═══ Information given

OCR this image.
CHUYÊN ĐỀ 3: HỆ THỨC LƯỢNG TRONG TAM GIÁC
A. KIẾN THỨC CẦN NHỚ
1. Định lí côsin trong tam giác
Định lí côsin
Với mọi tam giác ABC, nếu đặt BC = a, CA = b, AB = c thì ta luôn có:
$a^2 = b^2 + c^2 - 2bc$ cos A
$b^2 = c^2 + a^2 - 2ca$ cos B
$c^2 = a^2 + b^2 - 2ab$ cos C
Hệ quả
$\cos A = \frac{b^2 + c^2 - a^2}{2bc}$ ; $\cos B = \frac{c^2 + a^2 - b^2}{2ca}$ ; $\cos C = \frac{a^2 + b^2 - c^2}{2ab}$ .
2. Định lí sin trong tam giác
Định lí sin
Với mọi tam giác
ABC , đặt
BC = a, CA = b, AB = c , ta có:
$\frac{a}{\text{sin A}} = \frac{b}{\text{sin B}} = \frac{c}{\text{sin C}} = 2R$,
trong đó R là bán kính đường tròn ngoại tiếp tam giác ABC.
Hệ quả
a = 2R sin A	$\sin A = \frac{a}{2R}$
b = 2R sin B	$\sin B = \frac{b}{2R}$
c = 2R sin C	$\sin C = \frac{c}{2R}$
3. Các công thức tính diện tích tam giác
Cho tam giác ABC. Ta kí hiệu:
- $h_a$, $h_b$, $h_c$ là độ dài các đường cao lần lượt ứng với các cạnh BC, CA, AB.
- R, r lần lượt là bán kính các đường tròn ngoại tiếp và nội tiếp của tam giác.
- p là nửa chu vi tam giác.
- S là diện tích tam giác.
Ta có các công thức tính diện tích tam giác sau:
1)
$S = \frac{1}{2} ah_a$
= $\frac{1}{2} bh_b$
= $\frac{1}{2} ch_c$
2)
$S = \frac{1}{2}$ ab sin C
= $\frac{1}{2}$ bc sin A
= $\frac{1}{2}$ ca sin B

══════

### Work to be completed
The records above need to be transcribed in full. Keep every character unchanged.

### Solution to the exercise
OCR this image.
CHUYÊN ĐỀ 3: HỆ THỨC LƯỢNG TRONG TAM GIÁC
A. KIẾN THỨC CẦN NHỚ
1. Định lí côsin trong tam giác
Định lí côsin
Với mọi tam giác ABC, nếu đặt BC = a, CA = b, AB = c thì ta luôn có:
$a^2 = b^2 + c^2 - 2bc$ cos A
$b^2 = c^2 + a^2 - 2ca$ cos B
$c^2 = a^2 + b^2 - 2ab$ cos C
Hệ quả
$\cos A = \frac{b^2 + c^2 - a^2}{2bc}$ ; $\cos B = \frac{c^2 + a^2 - b^2}{2ca}$ ; $\cos C = \frac{a^2 + b^2 - c^2}{2ab}$ .
2. Định lí sin trong tam giác
Định lí sin
Với mọi tam giác
ABC , đặt
BC = a, CA = b, AB = c , ta có:
$\frac{a}{\text{sin A}} = \frac{b}{\text{sin B}} = \frac{c}{\text{sin C}} = 2R$,
trong đó R là bán kính đường tròn ngoại tiếp tam giác ABC.
Hệ quả
a = 2R sin A	$\sin A = \frac{a}{2R}$
b = 2R sin B	$\sin B = \frac{b}{2R}$
c = 2R sin C	$\sin C = \frac{c}{2R}$
3. Các công thức tính diện tích tam giác
Cho tam giác ABC. Ta kí hiệu:
- $h_a$, $h_b$, $h_c$ là độ dài các đường cao lần lượt ứng với các cạnh BC, CA, AB.
- R, r lần lượt là bán kính các đường tròn ngoại tiếp và nội tiếp của tam giác.
- p là nửa chu vi tam giác.
- S là diện tích tam giác.
Ta có các công thức tính diện tích tam giác sau:
1)
$S = \frac{1}{2} ah_a$
= $\frac{1}{2} bh_b$
= $\frac{1}{2} ch_c$
2)
$S = \frac{1}{2}$ ab sin C
= $\frac{1}{2}$ bc sin A
= $\frac{1}{2}$ ca sin B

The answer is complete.